STATED TASK
For each line below that contains the string "Frequency", copy that line.
──────────
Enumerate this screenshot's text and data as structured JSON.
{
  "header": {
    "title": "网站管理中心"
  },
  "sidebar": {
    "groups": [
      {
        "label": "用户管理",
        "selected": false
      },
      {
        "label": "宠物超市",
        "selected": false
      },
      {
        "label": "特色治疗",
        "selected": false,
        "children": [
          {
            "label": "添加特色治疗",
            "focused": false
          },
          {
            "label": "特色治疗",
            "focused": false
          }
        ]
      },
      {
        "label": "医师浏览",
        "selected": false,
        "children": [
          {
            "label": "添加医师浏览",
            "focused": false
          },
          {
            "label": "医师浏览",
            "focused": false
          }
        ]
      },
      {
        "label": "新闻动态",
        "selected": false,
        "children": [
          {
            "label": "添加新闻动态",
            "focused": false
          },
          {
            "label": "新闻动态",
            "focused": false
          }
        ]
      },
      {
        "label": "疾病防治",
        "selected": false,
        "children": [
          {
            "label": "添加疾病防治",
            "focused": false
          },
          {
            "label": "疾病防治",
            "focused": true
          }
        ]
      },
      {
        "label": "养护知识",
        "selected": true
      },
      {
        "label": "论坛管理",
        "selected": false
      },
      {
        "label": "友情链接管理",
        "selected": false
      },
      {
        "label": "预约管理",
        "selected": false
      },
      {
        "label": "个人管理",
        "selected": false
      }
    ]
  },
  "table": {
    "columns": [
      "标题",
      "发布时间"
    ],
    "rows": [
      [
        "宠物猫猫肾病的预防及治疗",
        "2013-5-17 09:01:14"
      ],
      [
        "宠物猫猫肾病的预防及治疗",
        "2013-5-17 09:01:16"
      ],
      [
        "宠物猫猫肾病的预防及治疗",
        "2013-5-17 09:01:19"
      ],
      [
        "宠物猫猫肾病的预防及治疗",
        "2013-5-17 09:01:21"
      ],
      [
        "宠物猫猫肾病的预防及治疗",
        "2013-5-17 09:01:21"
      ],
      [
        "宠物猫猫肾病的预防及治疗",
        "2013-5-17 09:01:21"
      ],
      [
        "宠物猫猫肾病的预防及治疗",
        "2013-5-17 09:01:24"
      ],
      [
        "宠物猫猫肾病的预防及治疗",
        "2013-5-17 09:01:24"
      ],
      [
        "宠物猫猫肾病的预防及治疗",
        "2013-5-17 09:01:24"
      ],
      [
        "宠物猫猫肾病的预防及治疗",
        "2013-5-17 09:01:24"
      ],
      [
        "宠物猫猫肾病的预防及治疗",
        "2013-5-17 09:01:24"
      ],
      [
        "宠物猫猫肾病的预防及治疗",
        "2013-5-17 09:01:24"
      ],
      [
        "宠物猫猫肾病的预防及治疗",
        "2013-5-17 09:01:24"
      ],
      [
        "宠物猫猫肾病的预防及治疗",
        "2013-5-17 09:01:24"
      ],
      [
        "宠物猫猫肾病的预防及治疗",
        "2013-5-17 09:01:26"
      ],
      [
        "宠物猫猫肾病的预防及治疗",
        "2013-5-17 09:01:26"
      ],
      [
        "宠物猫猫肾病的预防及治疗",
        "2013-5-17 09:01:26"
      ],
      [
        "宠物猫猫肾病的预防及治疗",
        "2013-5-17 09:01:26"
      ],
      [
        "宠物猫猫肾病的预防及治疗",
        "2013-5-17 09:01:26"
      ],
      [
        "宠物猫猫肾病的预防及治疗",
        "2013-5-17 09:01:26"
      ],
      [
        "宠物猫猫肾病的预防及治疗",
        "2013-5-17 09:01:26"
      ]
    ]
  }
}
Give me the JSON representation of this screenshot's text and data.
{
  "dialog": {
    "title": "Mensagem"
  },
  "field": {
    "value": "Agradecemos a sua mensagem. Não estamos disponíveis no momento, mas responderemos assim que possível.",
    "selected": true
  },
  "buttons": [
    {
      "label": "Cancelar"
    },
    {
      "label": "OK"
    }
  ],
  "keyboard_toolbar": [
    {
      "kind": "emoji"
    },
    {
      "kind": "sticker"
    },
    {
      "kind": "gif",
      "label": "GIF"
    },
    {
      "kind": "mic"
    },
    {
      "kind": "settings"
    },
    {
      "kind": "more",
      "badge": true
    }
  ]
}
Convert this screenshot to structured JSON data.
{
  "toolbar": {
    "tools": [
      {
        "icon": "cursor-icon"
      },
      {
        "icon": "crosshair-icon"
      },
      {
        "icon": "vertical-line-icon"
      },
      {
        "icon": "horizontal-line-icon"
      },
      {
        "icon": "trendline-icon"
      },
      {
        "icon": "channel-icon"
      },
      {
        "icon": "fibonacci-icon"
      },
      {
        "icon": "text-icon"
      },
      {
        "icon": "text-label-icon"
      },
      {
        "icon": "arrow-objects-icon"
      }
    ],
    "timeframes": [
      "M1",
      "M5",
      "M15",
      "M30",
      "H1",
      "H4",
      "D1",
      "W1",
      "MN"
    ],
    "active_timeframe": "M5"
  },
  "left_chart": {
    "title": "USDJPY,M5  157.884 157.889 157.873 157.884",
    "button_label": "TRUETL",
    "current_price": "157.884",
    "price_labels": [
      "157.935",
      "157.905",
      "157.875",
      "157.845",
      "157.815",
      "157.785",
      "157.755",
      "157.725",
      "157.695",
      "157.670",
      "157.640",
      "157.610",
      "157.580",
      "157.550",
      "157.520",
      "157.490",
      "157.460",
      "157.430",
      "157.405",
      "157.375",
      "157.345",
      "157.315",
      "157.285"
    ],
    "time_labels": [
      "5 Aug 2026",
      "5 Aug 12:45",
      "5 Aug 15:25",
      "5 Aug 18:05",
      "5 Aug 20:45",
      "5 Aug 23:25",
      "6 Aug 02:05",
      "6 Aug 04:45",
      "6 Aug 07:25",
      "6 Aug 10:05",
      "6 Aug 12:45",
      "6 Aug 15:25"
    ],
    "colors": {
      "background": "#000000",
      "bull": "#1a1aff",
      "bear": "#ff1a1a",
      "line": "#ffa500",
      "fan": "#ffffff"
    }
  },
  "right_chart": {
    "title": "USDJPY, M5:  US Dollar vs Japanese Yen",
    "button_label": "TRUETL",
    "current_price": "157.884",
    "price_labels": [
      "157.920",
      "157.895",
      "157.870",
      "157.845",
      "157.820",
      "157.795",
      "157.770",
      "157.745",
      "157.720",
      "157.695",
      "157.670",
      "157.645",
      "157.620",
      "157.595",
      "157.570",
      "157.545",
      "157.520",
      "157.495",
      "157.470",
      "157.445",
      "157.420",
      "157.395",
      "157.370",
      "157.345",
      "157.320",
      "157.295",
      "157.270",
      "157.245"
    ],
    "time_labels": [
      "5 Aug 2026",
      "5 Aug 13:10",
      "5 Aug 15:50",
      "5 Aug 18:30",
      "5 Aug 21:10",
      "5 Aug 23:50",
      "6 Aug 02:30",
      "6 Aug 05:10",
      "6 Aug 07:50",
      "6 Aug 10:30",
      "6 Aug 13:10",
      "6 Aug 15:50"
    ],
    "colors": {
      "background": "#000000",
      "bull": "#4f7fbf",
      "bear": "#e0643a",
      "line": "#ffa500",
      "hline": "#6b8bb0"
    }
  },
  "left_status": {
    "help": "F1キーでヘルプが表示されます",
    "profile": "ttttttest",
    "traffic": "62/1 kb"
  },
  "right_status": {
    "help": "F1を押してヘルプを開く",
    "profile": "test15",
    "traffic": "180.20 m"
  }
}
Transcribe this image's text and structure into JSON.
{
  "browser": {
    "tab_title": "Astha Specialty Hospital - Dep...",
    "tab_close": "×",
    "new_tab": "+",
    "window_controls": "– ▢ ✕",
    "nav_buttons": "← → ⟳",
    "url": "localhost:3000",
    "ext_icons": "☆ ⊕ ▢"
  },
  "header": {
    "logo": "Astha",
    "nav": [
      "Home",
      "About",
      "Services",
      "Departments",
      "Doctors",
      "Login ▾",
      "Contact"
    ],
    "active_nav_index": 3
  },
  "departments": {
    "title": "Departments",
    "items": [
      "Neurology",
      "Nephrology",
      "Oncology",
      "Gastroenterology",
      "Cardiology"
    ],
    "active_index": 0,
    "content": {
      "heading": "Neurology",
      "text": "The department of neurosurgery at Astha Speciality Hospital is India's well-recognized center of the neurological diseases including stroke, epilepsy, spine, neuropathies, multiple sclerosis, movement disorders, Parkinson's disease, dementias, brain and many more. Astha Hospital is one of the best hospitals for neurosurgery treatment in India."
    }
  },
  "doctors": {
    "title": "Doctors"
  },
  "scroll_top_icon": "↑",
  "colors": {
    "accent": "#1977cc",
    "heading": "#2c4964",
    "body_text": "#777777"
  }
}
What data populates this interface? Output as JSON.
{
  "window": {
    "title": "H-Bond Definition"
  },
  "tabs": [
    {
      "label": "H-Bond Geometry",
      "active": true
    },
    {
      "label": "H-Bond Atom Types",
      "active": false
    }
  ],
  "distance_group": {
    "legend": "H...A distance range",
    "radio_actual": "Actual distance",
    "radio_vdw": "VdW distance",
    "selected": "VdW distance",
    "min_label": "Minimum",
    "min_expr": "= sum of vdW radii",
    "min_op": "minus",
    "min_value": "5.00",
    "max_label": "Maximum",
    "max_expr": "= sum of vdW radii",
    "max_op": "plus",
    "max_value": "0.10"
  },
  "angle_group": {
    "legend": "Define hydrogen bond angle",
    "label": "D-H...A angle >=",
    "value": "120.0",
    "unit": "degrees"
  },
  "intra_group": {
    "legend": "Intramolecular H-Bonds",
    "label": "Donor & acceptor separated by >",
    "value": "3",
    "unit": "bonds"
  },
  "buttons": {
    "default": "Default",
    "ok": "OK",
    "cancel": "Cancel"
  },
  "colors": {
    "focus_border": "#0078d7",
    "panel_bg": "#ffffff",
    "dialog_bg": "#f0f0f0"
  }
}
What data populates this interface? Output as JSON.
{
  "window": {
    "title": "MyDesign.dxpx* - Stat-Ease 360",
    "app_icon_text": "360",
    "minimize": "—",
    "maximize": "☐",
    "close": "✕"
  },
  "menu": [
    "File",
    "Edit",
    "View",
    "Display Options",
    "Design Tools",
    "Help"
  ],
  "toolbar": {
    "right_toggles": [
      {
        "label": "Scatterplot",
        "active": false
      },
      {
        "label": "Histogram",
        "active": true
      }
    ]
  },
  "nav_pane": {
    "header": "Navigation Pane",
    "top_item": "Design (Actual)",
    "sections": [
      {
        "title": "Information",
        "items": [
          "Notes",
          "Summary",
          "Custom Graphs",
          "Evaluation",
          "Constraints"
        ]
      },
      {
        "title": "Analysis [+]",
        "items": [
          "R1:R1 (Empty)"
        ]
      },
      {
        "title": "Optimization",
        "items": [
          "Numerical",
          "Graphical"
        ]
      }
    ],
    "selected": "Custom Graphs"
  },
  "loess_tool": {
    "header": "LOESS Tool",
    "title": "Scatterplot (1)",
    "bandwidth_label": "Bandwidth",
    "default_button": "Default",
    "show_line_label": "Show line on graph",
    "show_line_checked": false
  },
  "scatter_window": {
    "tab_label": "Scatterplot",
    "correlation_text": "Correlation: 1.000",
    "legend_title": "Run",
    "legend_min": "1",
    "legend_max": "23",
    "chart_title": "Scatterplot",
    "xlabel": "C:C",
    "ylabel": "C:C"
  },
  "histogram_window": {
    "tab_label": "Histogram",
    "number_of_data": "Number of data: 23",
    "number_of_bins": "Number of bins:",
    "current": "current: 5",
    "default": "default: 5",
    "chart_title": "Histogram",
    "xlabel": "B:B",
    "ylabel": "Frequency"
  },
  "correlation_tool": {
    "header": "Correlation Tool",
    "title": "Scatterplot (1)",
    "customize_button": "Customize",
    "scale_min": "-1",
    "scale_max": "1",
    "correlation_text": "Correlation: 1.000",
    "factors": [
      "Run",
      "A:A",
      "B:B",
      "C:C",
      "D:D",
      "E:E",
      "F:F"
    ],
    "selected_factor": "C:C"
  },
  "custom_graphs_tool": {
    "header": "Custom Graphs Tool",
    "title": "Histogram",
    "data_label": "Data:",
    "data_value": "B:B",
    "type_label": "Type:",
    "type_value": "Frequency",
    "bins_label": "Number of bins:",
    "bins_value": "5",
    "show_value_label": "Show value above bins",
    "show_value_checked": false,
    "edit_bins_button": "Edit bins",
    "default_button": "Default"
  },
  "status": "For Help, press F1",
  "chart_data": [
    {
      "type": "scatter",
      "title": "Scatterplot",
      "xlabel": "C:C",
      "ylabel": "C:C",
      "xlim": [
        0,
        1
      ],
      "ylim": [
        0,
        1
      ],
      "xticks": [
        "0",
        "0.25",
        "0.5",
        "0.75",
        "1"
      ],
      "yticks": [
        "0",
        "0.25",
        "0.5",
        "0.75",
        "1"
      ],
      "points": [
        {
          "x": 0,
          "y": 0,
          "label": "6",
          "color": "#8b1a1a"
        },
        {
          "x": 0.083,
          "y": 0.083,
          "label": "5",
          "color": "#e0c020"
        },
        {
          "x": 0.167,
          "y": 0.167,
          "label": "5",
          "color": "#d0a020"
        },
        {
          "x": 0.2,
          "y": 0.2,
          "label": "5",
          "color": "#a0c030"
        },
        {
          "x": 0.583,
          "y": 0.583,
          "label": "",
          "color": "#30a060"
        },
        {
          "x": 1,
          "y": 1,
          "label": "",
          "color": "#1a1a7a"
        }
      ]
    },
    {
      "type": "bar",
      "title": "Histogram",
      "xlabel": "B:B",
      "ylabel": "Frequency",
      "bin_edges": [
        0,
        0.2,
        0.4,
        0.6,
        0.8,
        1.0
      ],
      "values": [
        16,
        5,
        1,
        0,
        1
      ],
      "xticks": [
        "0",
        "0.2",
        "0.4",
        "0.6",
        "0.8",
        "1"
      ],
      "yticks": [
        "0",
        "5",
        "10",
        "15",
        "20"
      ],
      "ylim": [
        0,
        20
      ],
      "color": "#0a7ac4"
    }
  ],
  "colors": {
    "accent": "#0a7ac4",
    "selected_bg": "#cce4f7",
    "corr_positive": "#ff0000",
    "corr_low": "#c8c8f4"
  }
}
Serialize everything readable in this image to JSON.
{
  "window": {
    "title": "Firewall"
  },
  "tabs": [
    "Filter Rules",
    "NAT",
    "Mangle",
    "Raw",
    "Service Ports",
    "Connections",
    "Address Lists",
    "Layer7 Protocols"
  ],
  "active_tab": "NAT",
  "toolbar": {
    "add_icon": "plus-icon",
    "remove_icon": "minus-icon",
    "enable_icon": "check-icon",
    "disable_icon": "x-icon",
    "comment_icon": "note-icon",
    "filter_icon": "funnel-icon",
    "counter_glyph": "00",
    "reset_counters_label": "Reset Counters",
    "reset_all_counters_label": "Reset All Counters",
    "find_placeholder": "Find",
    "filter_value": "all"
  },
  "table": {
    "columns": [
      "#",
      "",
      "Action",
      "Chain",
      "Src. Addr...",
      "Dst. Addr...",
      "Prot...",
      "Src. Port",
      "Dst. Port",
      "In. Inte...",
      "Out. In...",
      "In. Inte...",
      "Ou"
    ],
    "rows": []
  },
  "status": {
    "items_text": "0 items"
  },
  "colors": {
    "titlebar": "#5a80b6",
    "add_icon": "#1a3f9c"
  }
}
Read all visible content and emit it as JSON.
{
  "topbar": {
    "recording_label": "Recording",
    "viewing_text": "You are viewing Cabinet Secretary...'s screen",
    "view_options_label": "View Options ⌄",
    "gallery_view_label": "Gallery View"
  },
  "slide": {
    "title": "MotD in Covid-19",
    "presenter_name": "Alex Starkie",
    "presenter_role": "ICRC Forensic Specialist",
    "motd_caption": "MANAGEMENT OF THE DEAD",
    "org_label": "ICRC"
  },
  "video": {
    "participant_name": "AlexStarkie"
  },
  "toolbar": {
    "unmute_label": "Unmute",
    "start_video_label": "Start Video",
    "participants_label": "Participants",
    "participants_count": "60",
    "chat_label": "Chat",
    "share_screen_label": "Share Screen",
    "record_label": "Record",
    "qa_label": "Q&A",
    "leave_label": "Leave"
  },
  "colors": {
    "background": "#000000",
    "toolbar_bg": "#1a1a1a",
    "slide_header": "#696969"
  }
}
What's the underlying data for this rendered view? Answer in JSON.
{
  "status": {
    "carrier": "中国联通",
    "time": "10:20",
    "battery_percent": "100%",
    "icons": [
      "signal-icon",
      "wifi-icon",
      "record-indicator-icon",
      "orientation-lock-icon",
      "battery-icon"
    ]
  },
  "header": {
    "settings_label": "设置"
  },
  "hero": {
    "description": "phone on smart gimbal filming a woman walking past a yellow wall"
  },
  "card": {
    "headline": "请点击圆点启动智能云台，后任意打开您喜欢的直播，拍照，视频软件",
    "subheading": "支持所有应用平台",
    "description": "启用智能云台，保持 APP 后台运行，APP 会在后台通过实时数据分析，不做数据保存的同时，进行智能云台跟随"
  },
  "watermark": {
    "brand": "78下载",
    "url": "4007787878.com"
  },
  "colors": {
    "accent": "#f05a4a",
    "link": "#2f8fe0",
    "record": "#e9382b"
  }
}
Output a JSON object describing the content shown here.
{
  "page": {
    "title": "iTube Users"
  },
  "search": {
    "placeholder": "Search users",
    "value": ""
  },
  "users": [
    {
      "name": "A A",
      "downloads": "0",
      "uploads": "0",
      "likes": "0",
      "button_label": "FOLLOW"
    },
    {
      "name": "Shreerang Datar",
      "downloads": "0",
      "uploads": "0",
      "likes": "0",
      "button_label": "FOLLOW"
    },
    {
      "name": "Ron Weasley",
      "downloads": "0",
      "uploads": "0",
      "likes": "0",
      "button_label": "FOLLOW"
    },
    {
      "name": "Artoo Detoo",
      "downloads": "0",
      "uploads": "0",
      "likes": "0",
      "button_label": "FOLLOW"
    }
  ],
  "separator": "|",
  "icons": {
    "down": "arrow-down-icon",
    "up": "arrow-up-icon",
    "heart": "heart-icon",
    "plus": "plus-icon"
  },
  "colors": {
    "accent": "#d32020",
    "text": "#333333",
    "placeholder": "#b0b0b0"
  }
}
──────────
EXPECTED ANSWER
    "ylabel": "Frequency"
    "type_value": "Frequency",
      "ylabel": "Frequency",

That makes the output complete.